Stored dataset items:
▼

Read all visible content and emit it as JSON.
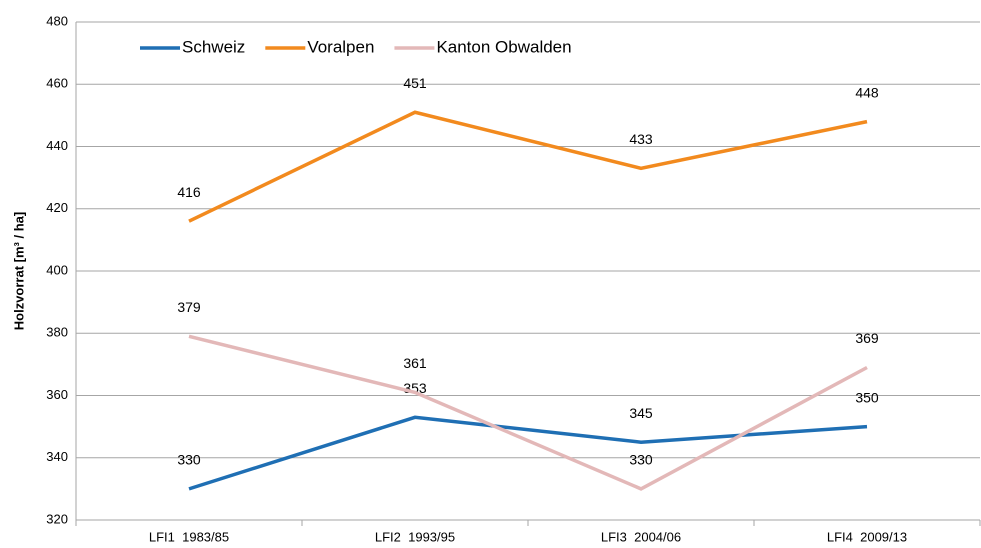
{
  "chart_data": {
    "type": "line",
    "y_label": "Holzvorrat  [m³ / ha]",
    "categories": [
      "LFI1  1983/85",
      "LFI2  1993/95",
      "LFI3  2004/06",
      "LFI4  2009/13"
    ],
    "series": [
      {
        "name": "Schweiz",
        "color": "#1f6fb4",
        "values": [
          330,
          353,
          345,
          350
        ]
      },
      {
        "name": "Voralpen",
        "color": "#f28a1e",
        "values": [
          416,
          451,
          433,
          448
        ]
      },
      {
        "name": "Kanton Obwalden",
        "color": "#e3b8b8",
        "values": [
          379,
          361,
          330,
          369
        ]
      }
    ],
    "ylim": [
      320,
      480
    ],
    "yticks": [
      320,
      340,
      360,
      380,
      400,
      420,
      440,
      460,
      480
    ],
    "grid": true,
    "legend": "top-left"
  }
}
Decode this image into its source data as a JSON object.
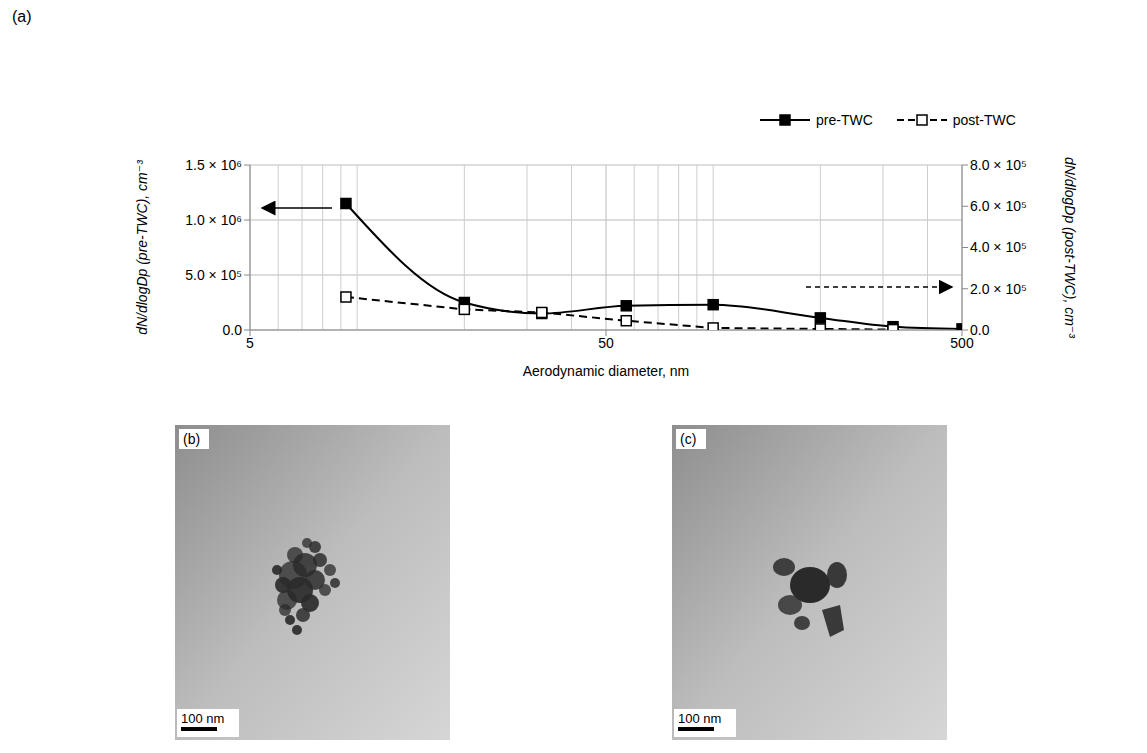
{
  "chart_data": {
    "type": "line",
    "annotations": [
      "(a)"
    ],
    "xlabel": "Aerodynamic diameter, nm",
    "ylabel": "dN/dlogDp (pre-TWC), cm⁻³",
    "y2label": "dN/dlogDp (post-TWC), cm⁻³",
    "x": [
      9.3,
      20,
      33,
      57,
      100,
      200,
      320,
      500
    ],
    "series": [
      {
        "name": "pre-TWC",
        "color": "#000000",
        "values": [
          1150000,
          250000,
          150000,
          220000,
          230000,
          110000,
          30000,
          10000
        ],
        "marker": "filled-square",
        "line_style": "solid"
      },
      {
        "name": "post-TWC",
        "color": "#000000",
        "values": [
          160000,
          100000,
          85000,
          45000,
          10000,
          5000,
          2000,
          null
        ],
        "marker": "open-square",
        "line_style": "dashed",
        "axis": "y2"
      }
    ],
    "log": "x",
    "xlim": [
      5,
      500
    ],
    "xticks": [
      5,
      50,
      500
    ],
    "ylim": [
      0,
      1500000
    ],
    "yticks": [
      {
        "value": 0,
        "label": "0.0"
      },
      {
        "value": 500000,
        "label": "5.0 × 10⁵"
      },
      {
        "value": 1000000,
        "label": "1.0 × 10⁶"
      },
      {
        "value": 1500000,
        "label": "1.5 × 10⁶"
      }
    ],
    "y2lim": [
      0,
      800000
    ],
    "y2ticks": [
      {
        "value": 0,
        "label": "0.0"
      },
      {
        "value": 200000,
        "label": "2.0 × 10⁵"
      },
      {
        "value": 400000,
        "label": "4.0 × 10⁵"
      },
      {
        "value": 600000,
        "label": "6.0 × 10⁵"
      },
      {
        "value": 800000,
        "label": "8.0 × 10⁵"
      }
    ],
    "grid": true,
    "legend": "top right"
  },
  "images": [
    {
      "label": "(b)",
      "scale_bar": "100 nm"
    },
    {
      "label": "(c)",
      "scale_bar": "100 nm"
    }
  ]
}
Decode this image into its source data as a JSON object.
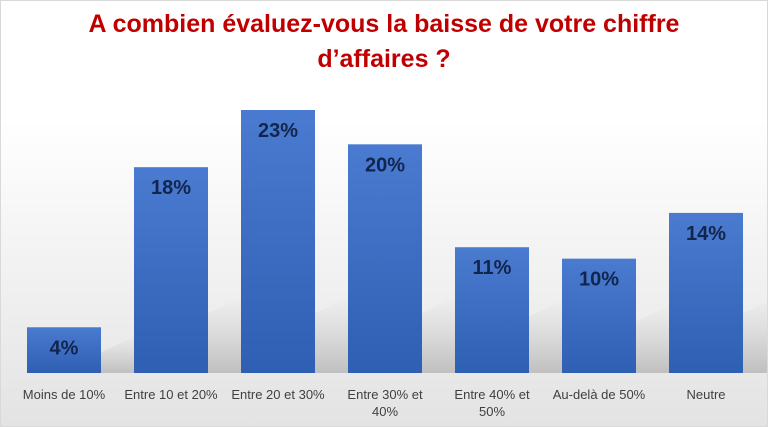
{
  "chart_data": {
    "type": "bar",
    "title": "A combien évaluez-vous la baisse de votre chiffre d’affaires ?",
    "categories": [
      [
        "Moins de 10%"
      ],
      [
        "Entre 10 et 20%"
      ],
      [
        "Entre 20 et 30%"
      ],
      [
        "Entre 30% et",
        "40%"
      ],
      [
        "Entre 40% et",
        "50%"
      ],
      [
        "Au-delà de 50%"
      ],
      [
        "Neutre"
      ]
    ],
    "values": [
      4,
      18,
      23,
      20,
      11,
      10,
      14
    ],
    "data_labels": [
      "4%",
      "18%",
      "23%",
      "20%",
      "11%",
      "10%",
      "14%"
    ],
    "unit": "%",
    "ylim": [
      0,
      23
    ],
    "grid": false,
    "legend": "none",
    "colors": {
      "bar_top": "#4a7bd0",
      "bar_bottom": "#2e5fb3",
      "data_label": "#12254d",
      "title": "#c00000"
    }
  }
}
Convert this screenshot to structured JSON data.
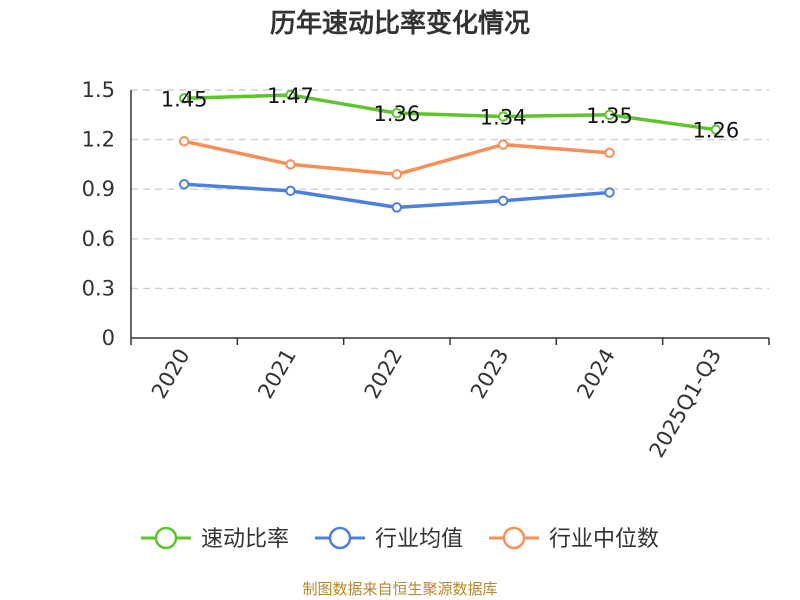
{
  "chart_data": {
    "type": "line",
    "title": "历年速动比率变化情况",
    "categories": [
      "2020",
      "2021",
      "2022",
      "2023",
      "2024",
      "2025Q1-Q3"
    ],
    "yticks": [
      "0",
      "0.3",
      "0.6",
      "0.9",
      "1.2",
      "1.5"
    ],
    "ylim": [
      0,
      1.5
    ],
    "grid": true,
    "legend_position": "bottom",
    "series": [
      {
        "name": "速动比率",
        "color": "#5bc52b",
        "values": [
          1.45,
          1.47,
          1.36,
          1.34,
          1.35,
          1.26
        ],
        "labels": [
          "1.45",
          "1.47",
          "1.36",
          "1.34",
          "1.35",
          "1.26"
        ]
      },
      {
        "name": "行业均值",
        "color": "#4e7fdc",
        "values": [
          0.93,
          0.89,
          0.79,
          0.83,
          0.88,
          null
        ]
      },
      {
        "name": "行业中位数",
        "color": "#f78f59",
        "values": [
          1.19,
          1.05,
          0.99,
          1.17,
          1.12,
          null
        ]
      }
    ],
    "source": "制图数据来自恒生聚源数据库"
  }
}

▲

_Problem details_
Omit the pictures, and please restate word for word the lines running from the line with "Convert this screenshot" to the end of the entries.

_The reply_
Convert this screenshot to structured JSON data.
{
  "chart_data": {
    "type": "line",
    "title": "历年速动比率变化情况",
    "categories": [
      "2020",
      "2021",
      "2022",
      "2023",
      "2024",
      "2025Q1-Q3"
    ],
    "yticks": [
      "0",
      "0.3",
      "0.6",
      "0.9",
      "1.2",
      "1.5"
    ],
    "ylim": [
      0,
      1.5
    ],
    "grid": true,
    "legend_position": "bottom",
    "series": [
      {
        "name": "速动比率",
        "color": "#5bc52b",
        "values": [
          1.45,
          1.47,
          1.36,
          1.34,
          1.35,
          1.26
        ],
        "labels": [
          "1.45",
          "1.47",
          "1.36",
          "1.34",
          "1.35",
          "1.26"
        ]
      },
      {
        "name": "行业均值",
        "color": "#4e7fdc",
        "values": [
          0.93,
          0.89,
          0.79,
          0.83,
          0.88,
          null
        ]
      },
      {
        "name": "行业中位数",
        "color": "#f78f59",
        "values": [
          1.19,
          1.05,
          0.99,
          1.17,
          1.12,
          null
        ]
      }
    ],
    "source": "制图数据来自恒生聚源数据库"
  }
}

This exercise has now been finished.